Gather all lines in the records below that include the word "ylabel".

--- BEGIN Dataset records ---

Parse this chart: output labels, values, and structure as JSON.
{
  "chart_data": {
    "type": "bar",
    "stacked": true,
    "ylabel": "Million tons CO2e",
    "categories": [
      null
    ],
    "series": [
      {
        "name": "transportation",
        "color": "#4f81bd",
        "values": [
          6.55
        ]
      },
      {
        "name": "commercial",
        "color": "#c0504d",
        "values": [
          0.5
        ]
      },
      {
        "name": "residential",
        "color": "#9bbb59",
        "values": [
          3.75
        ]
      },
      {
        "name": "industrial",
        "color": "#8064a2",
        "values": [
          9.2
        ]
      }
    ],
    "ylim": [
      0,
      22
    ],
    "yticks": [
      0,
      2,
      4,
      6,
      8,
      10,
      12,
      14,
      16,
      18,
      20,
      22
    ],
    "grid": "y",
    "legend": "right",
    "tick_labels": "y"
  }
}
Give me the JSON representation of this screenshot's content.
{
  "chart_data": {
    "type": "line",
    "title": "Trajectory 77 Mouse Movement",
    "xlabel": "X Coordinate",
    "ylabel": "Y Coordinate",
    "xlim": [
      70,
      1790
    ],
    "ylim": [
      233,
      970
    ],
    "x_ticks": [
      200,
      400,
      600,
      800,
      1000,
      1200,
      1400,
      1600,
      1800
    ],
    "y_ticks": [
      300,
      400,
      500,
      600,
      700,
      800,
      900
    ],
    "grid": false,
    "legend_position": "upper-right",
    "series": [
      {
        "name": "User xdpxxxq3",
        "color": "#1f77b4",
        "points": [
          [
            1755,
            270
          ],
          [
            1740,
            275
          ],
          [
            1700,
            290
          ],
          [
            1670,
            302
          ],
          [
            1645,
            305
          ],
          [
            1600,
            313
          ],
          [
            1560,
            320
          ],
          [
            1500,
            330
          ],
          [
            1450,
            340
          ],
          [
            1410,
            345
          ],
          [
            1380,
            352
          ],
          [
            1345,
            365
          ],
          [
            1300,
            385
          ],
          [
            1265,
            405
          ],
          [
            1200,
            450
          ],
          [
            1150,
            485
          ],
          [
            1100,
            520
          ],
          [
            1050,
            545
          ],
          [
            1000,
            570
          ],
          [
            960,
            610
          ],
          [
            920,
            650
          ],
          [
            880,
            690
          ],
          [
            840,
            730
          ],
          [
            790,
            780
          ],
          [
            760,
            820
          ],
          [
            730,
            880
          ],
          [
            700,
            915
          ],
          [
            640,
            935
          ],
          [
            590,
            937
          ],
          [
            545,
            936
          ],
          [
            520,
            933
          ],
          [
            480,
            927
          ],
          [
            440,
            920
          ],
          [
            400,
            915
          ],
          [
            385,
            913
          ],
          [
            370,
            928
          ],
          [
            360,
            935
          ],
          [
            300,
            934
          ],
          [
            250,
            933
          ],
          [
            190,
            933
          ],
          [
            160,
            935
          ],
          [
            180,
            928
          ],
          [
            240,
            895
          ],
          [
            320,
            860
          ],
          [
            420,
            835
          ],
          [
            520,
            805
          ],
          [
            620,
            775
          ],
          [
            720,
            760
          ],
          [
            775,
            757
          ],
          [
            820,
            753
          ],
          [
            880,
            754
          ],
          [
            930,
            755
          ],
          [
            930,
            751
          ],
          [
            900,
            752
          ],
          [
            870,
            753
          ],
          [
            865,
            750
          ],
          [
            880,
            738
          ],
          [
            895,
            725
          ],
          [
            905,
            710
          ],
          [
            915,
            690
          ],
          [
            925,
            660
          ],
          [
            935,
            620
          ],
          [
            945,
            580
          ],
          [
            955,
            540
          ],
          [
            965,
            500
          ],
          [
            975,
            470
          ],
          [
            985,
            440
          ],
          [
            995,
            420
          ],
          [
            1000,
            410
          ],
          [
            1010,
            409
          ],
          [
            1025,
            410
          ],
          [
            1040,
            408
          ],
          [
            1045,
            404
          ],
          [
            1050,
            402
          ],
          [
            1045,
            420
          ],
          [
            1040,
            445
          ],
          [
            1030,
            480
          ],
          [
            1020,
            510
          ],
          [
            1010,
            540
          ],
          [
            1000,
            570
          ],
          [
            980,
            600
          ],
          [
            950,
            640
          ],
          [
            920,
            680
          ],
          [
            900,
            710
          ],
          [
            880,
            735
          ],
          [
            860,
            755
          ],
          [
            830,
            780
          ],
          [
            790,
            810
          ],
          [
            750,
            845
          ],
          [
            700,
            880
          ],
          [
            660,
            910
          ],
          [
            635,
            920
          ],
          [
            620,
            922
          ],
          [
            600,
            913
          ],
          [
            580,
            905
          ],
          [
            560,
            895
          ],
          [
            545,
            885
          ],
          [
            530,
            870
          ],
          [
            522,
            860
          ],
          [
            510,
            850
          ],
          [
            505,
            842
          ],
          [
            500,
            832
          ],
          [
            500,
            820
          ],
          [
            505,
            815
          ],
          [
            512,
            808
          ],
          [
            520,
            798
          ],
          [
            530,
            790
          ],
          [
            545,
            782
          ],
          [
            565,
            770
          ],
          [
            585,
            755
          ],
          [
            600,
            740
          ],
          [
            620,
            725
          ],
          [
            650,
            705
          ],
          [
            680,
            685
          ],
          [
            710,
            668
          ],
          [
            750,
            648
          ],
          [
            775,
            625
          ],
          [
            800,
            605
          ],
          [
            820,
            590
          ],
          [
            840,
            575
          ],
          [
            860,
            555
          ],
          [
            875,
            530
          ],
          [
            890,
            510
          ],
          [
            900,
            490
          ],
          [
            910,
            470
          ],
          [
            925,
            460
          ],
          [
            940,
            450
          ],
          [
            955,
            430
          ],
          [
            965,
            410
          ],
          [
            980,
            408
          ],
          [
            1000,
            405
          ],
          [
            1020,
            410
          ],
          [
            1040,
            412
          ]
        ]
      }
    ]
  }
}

--- END Dataset records ---

== Finished task ==
    "ylabel": "Million tons CO2e",
    "ylabel": "Y Coordinate",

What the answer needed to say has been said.